The sports division has accounted for over 43% of the Group's turnover and over
75% of operating profits before costs associated with the holding company,
amortisation of goodwill or exceptional items.

Comparison of the turnover between the first and second six months shows only a
slightly stronger first half, demonstrating the relative robustness of sports
related clients over non sports clients.

During the second half of the year we have successfully continued to grow the
client base with the Group now advising some 380 UK based footballers, up from
315 at the half year.  The proportion contracted to the Premiership has remained
firm at 55% with a further 27% representing Nationwide First Division teams.  Of
those associated with the First Division, 47% are ex-premiership players.

Of significance is our increasing involvement with the football club academies
where client numbers, included in the 380 above, have increased to almost 100 up
from 30 at the half year.  It is from among the young players at the academies
that we hope the future stars of the premier league will emerge.

In addition to the players, the Group also advises 40 managers and a further 103
coaching staff from across the 92 clubs.

An analysis of our clients' age profile reveals that 48% are below age 25
indicating longevity of income streams.  Moreover with 128 players consolidated
in the generally higher earnings 26-30 age group and 70 players in the 30 plus
bracket there is an ideal split of young potential versus maturing wealth.

Players are currently able to draw a pension from age 35 years, an Inland
Revenue concession granted to specific special case groups.  However, this
concession may be changed following publication of the Government's pensions
reform papers.  The Board does not perceive that the planned changes represent a
threat for the business.

Looking to the future further organic growth in our UK football related client
base will be added to by expansion into Europe.  Useful dialogue is already
underway with representatives of potential clients in Holland, Denmark, Spain
and Italy.  We are confident that significant volumes of business can be
generated once regulatory hurdles have been overcome.

In addition to our football clients the sports division also advises clients
from other sports such as cricket, rugby, golf, racing and media and
entertainment.  Client numbers have increased to 75 from 56 at the half year
across these areas.

Non Sports Division

Unlike the Sports Division, non-sports has been severely impacted by the
downturn in client confidence.  Although the division accounted for 57%  (£6.9
million) of the Group's turnover £4.3 million or 62% of that total was generated
in the first half of the year.

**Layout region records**
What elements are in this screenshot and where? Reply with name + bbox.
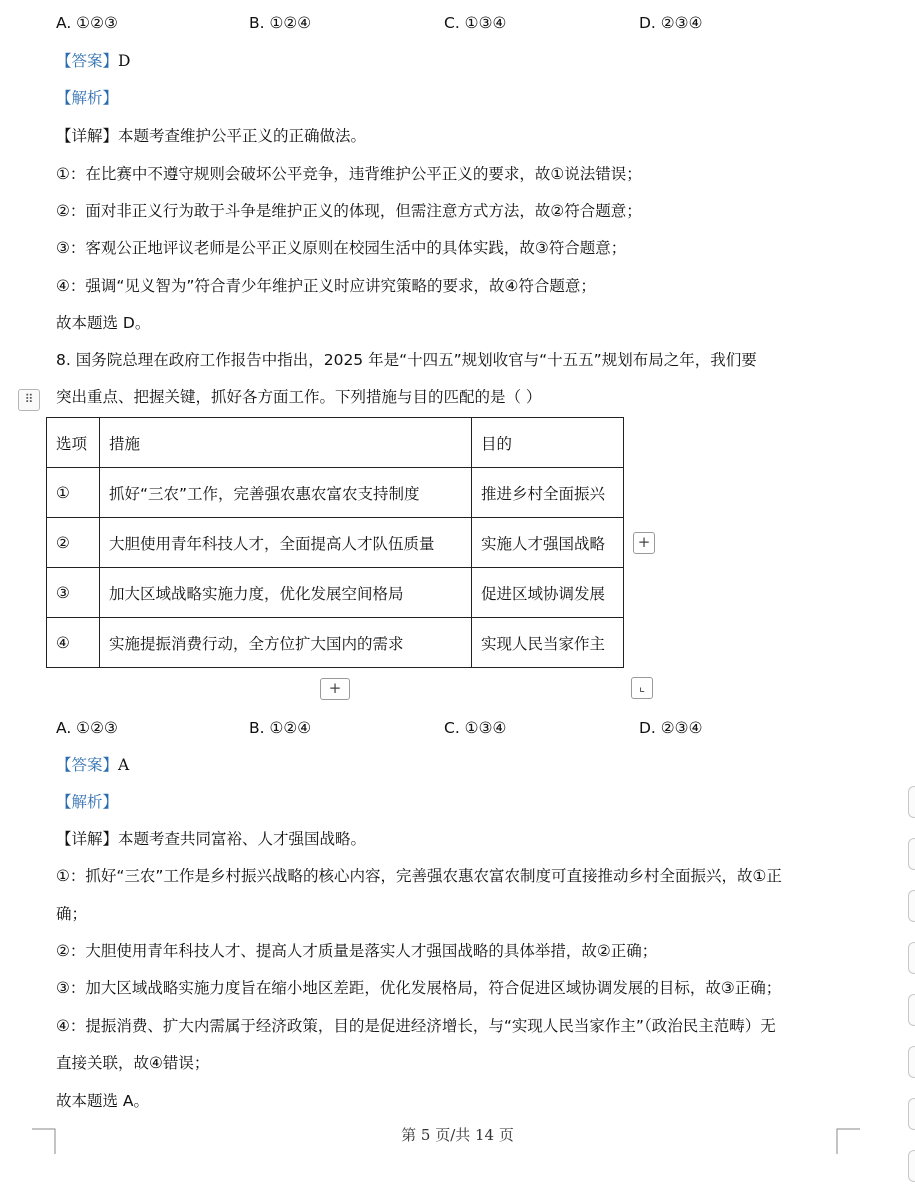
table-cell-purpose: 实现人民当家作主 [472,618,624,668]
q7-option-a: A. ①②③ [56,14,118,32]
q8-analysis-tag: 【解析】 [56,793,119,811]
table-cell-measure: 大胆使用青年科技人才，全面提高人才队伍质量 [100,518,472,568]
q8-option-a: A. ①②③ [56,719,118,737]
add-row-button[interactable]: + [320,678,350,700]
q8-option-b: B. ①②④ [249,719,312,737]
q8-stem-line-1: 8. 国务院总理在政府工作报告中指出，2025 年是“十四五”规划收官与“十五五”规划布局之年，我们要 [56,351,757,369]
q8-conclusion: 故本题选 A。 [56,1092,150,1110]
q7-point-4: ④：强调“见义智为”符合青少年维护正义时应讲究策略的要求，故④符合题意； [56,277,596,295]
q8-answer-tag: 【答案】 [56,756,119,774]
table-header-option: 选项 [47,418,100,468]
side-tab[interactable] [908,838,915,870]
q7-answer-value: D [118,52,131,70]
side-tab[interactable] [908,1098,915,1130]
resize-table-icon[interactable]: ⌞ [631,677,653,699]
q8-point-4-line-1: ④：提振消费、扩大内需属于经济政策，目的是促进经济增长，与“实现人民当家作主”（政治民主范畴）无 [56,1017,776,1035]
table-cell-option: ③ [47,568,100,618]
q8-table [46,417,624,668]
q8-option-d: D. ②③④ [639,719,703,737]
table-header-purpose: 目的 [472,418,624,468]
q7-conclusion: 故本题选 D。 [56,314,151,332]
q7-options [56,12,756,34]
q7-point-3: ③：客观公正地评议老师是公平正义原则在校园生活中的具体实践，故③符合题意； [56,239,627,257]
table-row [47,468,624,518]
table-cell-purpose: 推进乡村全面振兴 [472,468,624,518]
q7-answer [56,50,130,72]
q8-option-c: C. ①③④ [444,719,507,737]
q7-point-2: ②：面对非正义行为敢于斗争是维护正义的体现，但需注意方式方法，故②符合题意； [56,202,642,220]
q8-answer-value: A [118,756,130,774]
side-tab[interactable] [908,942,915,974]
side-tab[interactable] [908,1046,915,1078]
drag-handle-icon[interactable]: ⠿ [18,389,40,411]
q7-point-1: ①：在比赛中不遵守规则会破坏公平竞争，违背维护公平正义的要求，故①说法错误； [56,165,642,183]
table-row [47,568,624,618]
q8-point-2: ②：大胆使用青年科技人才、提高人才质量是落实人才强国战略的具体举措，故②正确； [56,942,658,960]
q7-option-c: C. ①③④ [444,14,507,32]
q7-option-d: D. ②③④ [639,14,703,32]
q8-point-3: ③：加大区域战略实施力度旨在缩小地区差距，优化发展格局，符合促进区域协调发展的目标，故③正确； [56,979,782,997]
q8-options [56,717,756,739]
side-tab[interactable] [908,1150,915,1182]
page-number: 第 5 页/共 14 页 [401,1126,514,1144]
table-cell-purpose: 促进区域协调发展 [472,568,624,618]
q7-analysis-tag: 【解析】 [56,89,119,107]
side-tab[interactable] [908,890,915,922]
q8-detail-intro: 【详解】本题考查共同富裕、人才强国战略。 [56,830,367,848]
add-column-button[interactable]: + [633,532,655,554]
q7-detail-intro: 【详解】本题考查维护公平正义的正确做法。 [56,127,367,145]
table-header-row [47,418,624,468]
table-cell-option: ④ [47,618,100,668]
table-cell-purpose: 实施人才强国战略 [472,518,624,568]
q8-stem-line-2: 突出重点、把握关键，抓好各方面工作。下列措施与目的匹配的是（ ） [56,388,542,406]
table-cell-option: ① [47,468,100,518]
q8-answer [56,754,129,776]
table-cell-measure: 实施提振消费行动，全方位扩大国内的需求 [100,618,472,668]
q7-option-b: B. ①②④ [249,14,312,32]
q8-point-1-line-1: ①：抓好“三农”工作是乡村振兴战略的核心内容，完善强农惠农富农制度可直接推动乡村全面振兴，故①正 [56,867,782,885]
table-cell-option: ② [47,518,100,568]
q8-point-1-line-2: 确； [56,905,88,923]
table-cell-measure: 加大区域战略实施力度，优化发展空间格局 [100,568,472,618]
table-cell-measure: 抓好“三农”工作，完善强农惠农富农支持制度 [100,468,472,518]
side-tab[interactable] [908,994,915,1026]
table-row [47,618,624,668]
q7-answer-tag: 【答案】 [56,52,119,70]
q8-point-4-line-2: 直接关联，故④错误； [56,1054,210,1072]
side-tab[interactable] [908,786,915,818]
table-row [47,518,624,568]
table-header-measure: 措施 [100,418,472,468]
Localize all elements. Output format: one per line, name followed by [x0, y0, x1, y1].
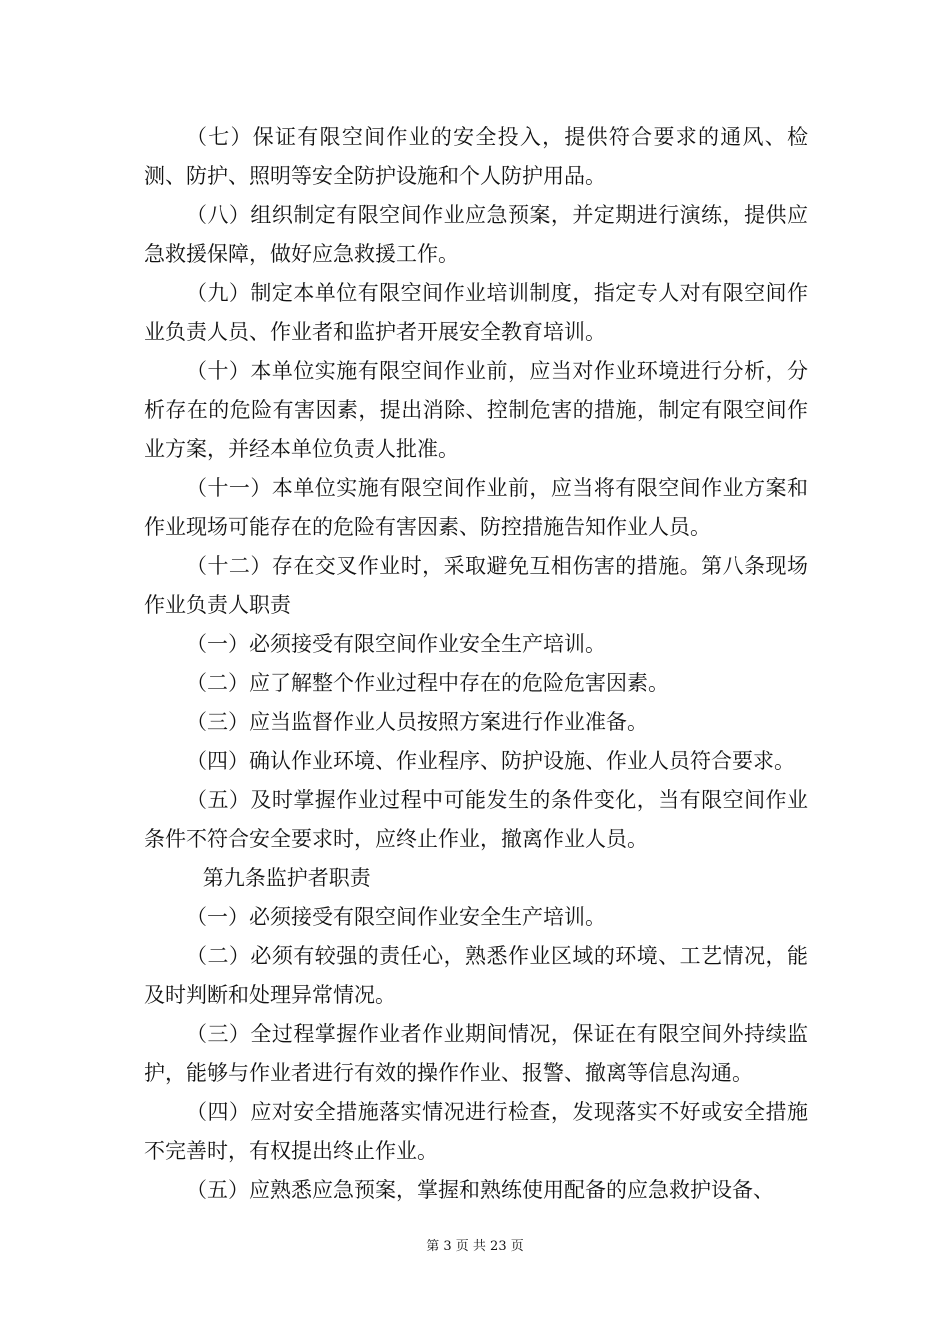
paragraph-leader-duty-4: （四）确认作业环境、作业程序、防护设施、作业人员符合要求。 — [186, 749, 795, 773]
paragraph-item-7: （七）保证有限空间作业的安全投入，提供符合要求的通风、检测、防护、照明等安全防护设施和个人防护用品。 — [144, 125, 808, 188]
paragraph-guardian-duty-5: （五）应熟悉应急预案，掌握和熟练使用配备的应急救护设备、 — [186, 1178, 774, 1202]
paragraph-guardian-duty-4: （四）应对安全措施落实情况进行检查，发现落实不好或安全措施不完善时，有权提出终止作业。 — [144, 1100, 808, 1163]
paragraph-item-8: （八）组织制定有限空间作业应急预案，并定期进行演练，提供应急救援保障，做好应急救援工作。 — [144, 203, 808, 266]
paragraph-item-12: （十二）存在交叉作业时，采取避免互相伤害的措施。第八条现场作业负责人职责 — [144, 554, 808, 617]
section-heading-article-9: 第九条监护者职责 — [202, 866, 371, 890]
paragraph-item-10: （十）本单位实施有限空间作业前，应当对作业环境进行分析，分析存在的危险有害因素，提出消除、控制危害的措施，制定有限空间作业方案，并经本单位负责人批准。 — [144, 359, 808, 461]
paragraph-item-11: （十一）本单位实施有限空间作业前，应当将有限空间作业方案和作业现场可能存在的危险有害因素、防控措施告知作业人员。 — [144, 476, 808, 539]
paragraph-leader-duty-3: （三）应当监督作业人员按照方案进行作业准备。 — [186, 710, 648, 734]
paragraph-item-9: （九）制定本单位有限空间作业培训制度，指定专人对有限空间作业负责人员、作业者和监护者开展安全教育培训。 — [144, 281, 808, 344]
document-body — [144, 118, 808, 1210]
paragraph-leader-duty-2: （二）应了解整个作业过程中存在的危险危害因素。 — [186, 671, 669, 695]
paragraph-guardian-duty-2: （二）必须有较强的责任心，熟悉作业区域的环境、工艺情况，能及时判断和处理异常情况。 — [144, 944, 808, 1007]
paragraph-guardian-duty-3: （三）全过程掌握作业者作业期间情况，保证在有限空间外持续监护，能够与作业者进行有效的操作作业、报警、撤离等信息沟通。 — [144, 1022, 808, 1085]
paragraph-guardian-duty-1: （一）必须接受有限空间作业安全生产培训。 — [186, 905, 606, 929]
paragraph-leader-duty-1: （一）必须接受有限空间作业安全生产培训。 — [186, 632, 606, 656]
paragraph-leader-duty-5: （五）及时掌握作业过程中可能发生的条件变化，当有限空间作业条件不符合安全要求时，应终止作业，撤离作业人员。 — [144, 788, 808, 851]
page-number-footer: 第 3 页 共 23 页 — [426, 1239, 524, 1254]
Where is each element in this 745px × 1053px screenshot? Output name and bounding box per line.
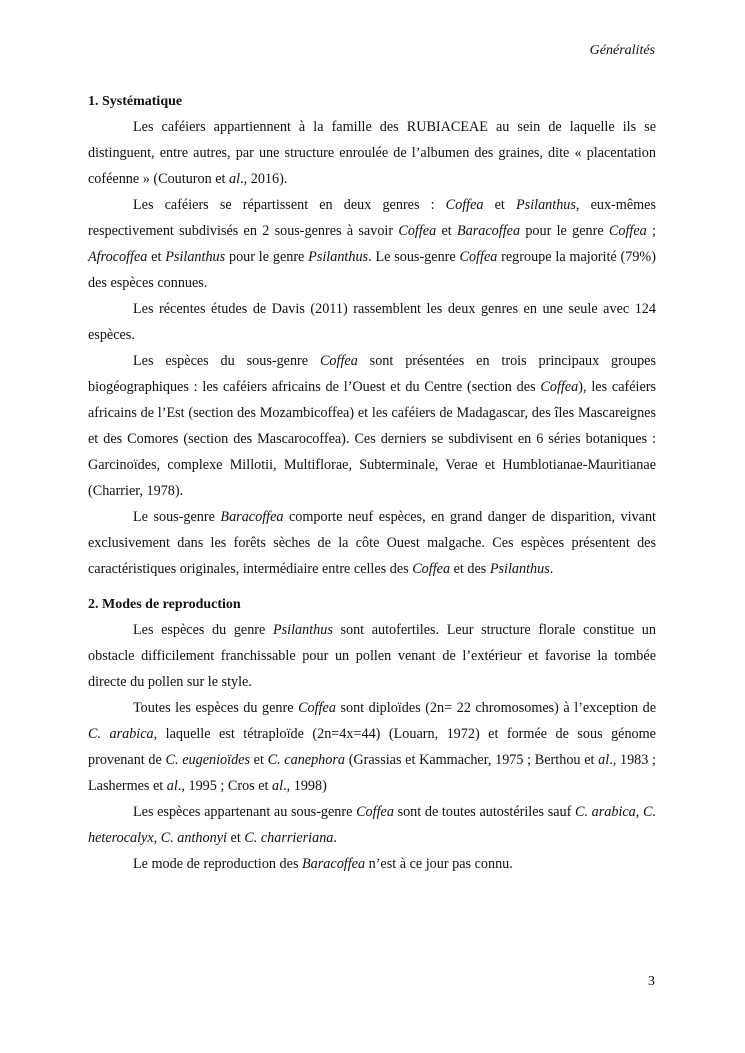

**INSTRUCTION**
Reproduce the sports division passage, beginning at the words "During the second" and stopping after "are ex-premiership players.", with "footballers" swapped for "football professionals".

**COMPLETED TASK**
During the second half of the year we have successfully continued to grow the
client base with the Group now advising some 380 UK based football professionals, up from
315 at the half year.  The proportion contracted to the Premiership has remained
firm at 55% with a further 27% representing Nationwide First Division teams.  Of
those associated with the First Division, 47% are ex-premiership players.